* _Assigned task_: Your job is to restate each entry word for word.

(Entries from a page text collection)
........

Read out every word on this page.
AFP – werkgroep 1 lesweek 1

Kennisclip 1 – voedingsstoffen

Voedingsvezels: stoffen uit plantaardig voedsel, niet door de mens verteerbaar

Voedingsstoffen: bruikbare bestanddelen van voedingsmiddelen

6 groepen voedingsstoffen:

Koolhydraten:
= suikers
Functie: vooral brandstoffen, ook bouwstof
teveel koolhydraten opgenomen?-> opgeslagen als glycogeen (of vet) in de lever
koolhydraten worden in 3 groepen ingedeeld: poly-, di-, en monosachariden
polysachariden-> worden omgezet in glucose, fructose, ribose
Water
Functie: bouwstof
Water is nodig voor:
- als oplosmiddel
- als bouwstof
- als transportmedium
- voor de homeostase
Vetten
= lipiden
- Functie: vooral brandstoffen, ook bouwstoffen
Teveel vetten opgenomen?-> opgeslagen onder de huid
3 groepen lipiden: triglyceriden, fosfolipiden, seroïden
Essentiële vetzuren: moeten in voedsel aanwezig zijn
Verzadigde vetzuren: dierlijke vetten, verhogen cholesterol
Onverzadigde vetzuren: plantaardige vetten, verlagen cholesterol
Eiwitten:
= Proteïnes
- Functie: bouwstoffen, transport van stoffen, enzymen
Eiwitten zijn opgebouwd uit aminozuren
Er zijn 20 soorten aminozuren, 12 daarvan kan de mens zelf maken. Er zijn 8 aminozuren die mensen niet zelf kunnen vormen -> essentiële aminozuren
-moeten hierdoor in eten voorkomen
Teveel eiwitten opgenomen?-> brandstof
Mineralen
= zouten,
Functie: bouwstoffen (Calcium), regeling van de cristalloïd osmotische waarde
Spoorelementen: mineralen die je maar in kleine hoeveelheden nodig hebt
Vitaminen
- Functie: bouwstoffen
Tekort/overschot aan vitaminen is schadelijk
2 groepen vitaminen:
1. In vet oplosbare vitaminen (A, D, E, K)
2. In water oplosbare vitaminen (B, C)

........

* _The completed task_:
Read out every word on this page.
AFP – werkgroep 1 lesweek 1

Kennisclip 1 – voedingsstoffen

Voedingsvezels: stoffen uit plantaardig voedsel, niet door de mens verteerbaar

Voedingsstoffen: bruikbare bestanddelen van voedingsmiddelen

6 groepen voedingsstoffen:

Koolhydraten:
= suikers
Functie: vooral brandstoffen, ook bouwstof
teveel koolhydraten opgenomen?-> opgeslagen als glycogeen (of vet) in de lever
koolhydraten worden in 3 groepen ingedeeld: poly-, di-, en monosachariden
polysachariden-> worden omgezet in glucose, fructose, ribose
Water
Functie: bouwstof
Water is nodig voor:
- als oplosmiddel
- als bouwstof
- als transportmedium
- voor de homeostase
Vetten
= lipiden
- Functie: vooral brandstoffen, ook bouwstoffen
Teveel vetten opgenomen?-> opgeslagen onder de huid
3 groepen lipiden: triglyceriden, fosfolipiden, seroïden
Essentiële vetzuren: moeten in voedsel aanwezig zijn
Verzadigde vetzuren: dierlijke vetten, verhogen cholesterol
Onverzadigde vetzuren: plantaardige vetten, verlagen cholesterol
Eiwitten:
= Proteïnes
- Functie: bouwstoffen, transport van stoffen, enzymen
Eiwitten zijn opgebouwd uit aminozuren
Er zijn 20 soorten aminozuren, 12 daarvan kan de mens zelf maken. Er zijn 8 aminozuren die mensen niet zelf kunnen vormen -> essentiële aminozuren
-moeten hierdoor in eten voorkomen
Teveel eiwitten opgenomen?-> brandstof
Mineralen
= zouten,
Functie: bouwstoffen (Calcium), regeling van de cristalloïd osmotische waarde
Spoorelementen: mineralen die je maar in kleine hoeveelheden nodig hebt
Vitaminen
- Functie: bouwstoffen
Tekort/overschot aan vitaminen is schadelijk
2 groepen vitaminen:
1. In vet oplosbare vitaminen (A, D, E, K)
2. In water oplosbare vitaminen (B, C)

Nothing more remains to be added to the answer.